§ **REQUIRED WORK**:
Count the lines that hold the string "arrow". Reply with the number alone.

§ **INFORMATION PROVIDED**:
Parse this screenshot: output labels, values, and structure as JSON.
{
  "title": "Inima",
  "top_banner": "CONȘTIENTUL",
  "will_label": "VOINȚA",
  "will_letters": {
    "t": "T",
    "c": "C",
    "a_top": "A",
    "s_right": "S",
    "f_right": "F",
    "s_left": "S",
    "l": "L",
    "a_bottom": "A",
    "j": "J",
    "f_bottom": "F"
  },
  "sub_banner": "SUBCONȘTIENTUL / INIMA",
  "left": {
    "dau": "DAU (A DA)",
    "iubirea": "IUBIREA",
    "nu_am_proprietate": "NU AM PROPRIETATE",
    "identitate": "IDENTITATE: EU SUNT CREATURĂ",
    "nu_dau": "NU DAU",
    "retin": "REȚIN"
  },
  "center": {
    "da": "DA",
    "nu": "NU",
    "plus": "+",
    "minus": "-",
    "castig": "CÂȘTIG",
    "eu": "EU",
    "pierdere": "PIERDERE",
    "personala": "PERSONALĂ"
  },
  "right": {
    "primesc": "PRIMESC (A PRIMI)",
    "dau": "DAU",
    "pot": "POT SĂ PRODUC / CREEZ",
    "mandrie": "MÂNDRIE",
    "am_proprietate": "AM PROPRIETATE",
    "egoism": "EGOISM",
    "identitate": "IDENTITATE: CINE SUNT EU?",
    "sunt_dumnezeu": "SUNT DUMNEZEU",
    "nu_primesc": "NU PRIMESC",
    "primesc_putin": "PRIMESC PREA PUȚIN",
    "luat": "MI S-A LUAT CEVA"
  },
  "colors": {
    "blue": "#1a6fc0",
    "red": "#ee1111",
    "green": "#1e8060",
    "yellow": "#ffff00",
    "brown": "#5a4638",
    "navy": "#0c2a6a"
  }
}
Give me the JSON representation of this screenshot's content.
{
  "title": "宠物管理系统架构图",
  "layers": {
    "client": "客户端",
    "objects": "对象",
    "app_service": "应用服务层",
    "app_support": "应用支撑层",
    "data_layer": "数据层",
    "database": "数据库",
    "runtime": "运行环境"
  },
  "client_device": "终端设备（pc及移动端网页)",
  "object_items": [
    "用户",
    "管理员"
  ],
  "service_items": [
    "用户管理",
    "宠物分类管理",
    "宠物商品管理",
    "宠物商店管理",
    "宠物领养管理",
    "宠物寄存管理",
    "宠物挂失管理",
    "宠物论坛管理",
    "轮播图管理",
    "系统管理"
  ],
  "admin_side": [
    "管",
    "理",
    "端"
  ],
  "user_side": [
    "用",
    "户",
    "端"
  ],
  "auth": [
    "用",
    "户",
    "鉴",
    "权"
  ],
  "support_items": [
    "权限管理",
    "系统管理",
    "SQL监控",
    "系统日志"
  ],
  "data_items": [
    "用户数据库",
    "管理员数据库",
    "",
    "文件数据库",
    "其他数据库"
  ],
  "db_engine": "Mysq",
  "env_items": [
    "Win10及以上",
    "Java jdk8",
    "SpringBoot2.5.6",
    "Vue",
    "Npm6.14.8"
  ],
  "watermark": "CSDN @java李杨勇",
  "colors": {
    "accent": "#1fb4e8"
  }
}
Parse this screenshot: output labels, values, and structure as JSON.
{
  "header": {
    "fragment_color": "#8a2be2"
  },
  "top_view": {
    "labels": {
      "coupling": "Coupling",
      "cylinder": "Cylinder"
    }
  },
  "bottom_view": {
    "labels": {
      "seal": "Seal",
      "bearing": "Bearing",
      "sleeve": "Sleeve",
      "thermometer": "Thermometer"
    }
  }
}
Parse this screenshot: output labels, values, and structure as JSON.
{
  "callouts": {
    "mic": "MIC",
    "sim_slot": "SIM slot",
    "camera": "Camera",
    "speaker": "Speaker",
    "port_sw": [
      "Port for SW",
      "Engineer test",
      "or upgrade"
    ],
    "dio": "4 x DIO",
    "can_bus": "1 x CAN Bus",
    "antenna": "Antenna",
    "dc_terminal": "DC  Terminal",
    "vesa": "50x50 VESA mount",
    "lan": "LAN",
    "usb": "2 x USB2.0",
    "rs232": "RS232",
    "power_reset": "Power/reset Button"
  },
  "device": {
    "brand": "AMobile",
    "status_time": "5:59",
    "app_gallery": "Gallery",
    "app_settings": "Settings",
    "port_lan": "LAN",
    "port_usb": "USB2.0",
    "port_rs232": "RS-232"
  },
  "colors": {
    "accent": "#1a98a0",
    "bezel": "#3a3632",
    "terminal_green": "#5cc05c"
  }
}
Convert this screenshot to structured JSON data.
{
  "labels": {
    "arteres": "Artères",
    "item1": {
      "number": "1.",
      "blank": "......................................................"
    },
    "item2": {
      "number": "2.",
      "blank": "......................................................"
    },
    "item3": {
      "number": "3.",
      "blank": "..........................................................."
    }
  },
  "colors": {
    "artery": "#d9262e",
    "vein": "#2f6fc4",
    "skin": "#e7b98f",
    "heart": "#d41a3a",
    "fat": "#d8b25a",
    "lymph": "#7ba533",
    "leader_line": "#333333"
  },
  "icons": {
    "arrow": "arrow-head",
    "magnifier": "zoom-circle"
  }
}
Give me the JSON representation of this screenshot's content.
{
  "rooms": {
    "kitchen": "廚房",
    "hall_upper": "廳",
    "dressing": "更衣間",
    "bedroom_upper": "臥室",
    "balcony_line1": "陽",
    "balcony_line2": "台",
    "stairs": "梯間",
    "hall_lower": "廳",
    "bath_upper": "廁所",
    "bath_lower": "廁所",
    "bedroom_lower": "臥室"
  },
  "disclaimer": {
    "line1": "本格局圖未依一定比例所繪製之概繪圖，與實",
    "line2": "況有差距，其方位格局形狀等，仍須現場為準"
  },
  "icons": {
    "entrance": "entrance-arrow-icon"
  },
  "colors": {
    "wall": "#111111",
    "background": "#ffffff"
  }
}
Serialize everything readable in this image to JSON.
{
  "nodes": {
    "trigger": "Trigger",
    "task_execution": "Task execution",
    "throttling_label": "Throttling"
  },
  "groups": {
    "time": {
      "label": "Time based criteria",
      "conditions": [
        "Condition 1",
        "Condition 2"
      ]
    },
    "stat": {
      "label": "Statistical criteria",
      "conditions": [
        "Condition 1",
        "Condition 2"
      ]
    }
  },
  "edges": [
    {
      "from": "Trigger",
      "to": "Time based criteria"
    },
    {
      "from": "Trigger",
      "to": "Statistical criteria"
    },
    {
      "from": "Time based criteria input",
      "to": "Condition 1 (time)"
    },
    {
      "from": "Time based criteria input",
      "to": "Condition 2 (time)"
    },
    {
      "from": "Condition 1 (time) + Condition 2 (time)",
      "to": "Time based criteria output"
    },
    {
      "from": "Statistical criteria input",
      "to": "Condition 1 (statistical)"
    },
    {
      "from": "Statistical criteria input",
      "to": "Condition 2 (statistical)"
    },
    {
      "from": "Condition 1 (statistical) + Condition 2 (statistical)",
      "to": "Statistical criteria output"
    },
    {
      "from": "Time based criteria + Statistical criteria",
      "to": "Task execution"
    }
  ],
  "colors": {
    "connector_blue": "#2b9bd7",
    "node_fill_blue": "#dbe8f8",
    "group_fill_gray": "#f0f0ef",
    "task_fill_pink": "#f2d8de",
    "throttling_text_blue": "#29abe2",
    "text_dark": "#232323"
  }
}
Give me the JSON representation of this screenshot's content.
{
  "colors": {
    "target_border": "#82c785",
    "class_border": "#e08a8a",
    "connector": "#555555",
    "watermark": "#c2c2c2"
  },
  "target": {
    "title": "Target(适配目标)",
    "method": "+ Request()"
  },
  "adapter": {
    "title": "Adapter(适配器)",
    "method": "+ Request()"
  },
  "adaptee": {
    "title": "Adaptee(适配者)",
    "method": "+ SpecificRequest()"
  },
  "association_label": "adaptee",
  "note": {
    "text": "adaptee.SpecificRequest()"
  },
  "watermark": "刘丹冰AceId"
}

§ **FINAL ANSWER**:
2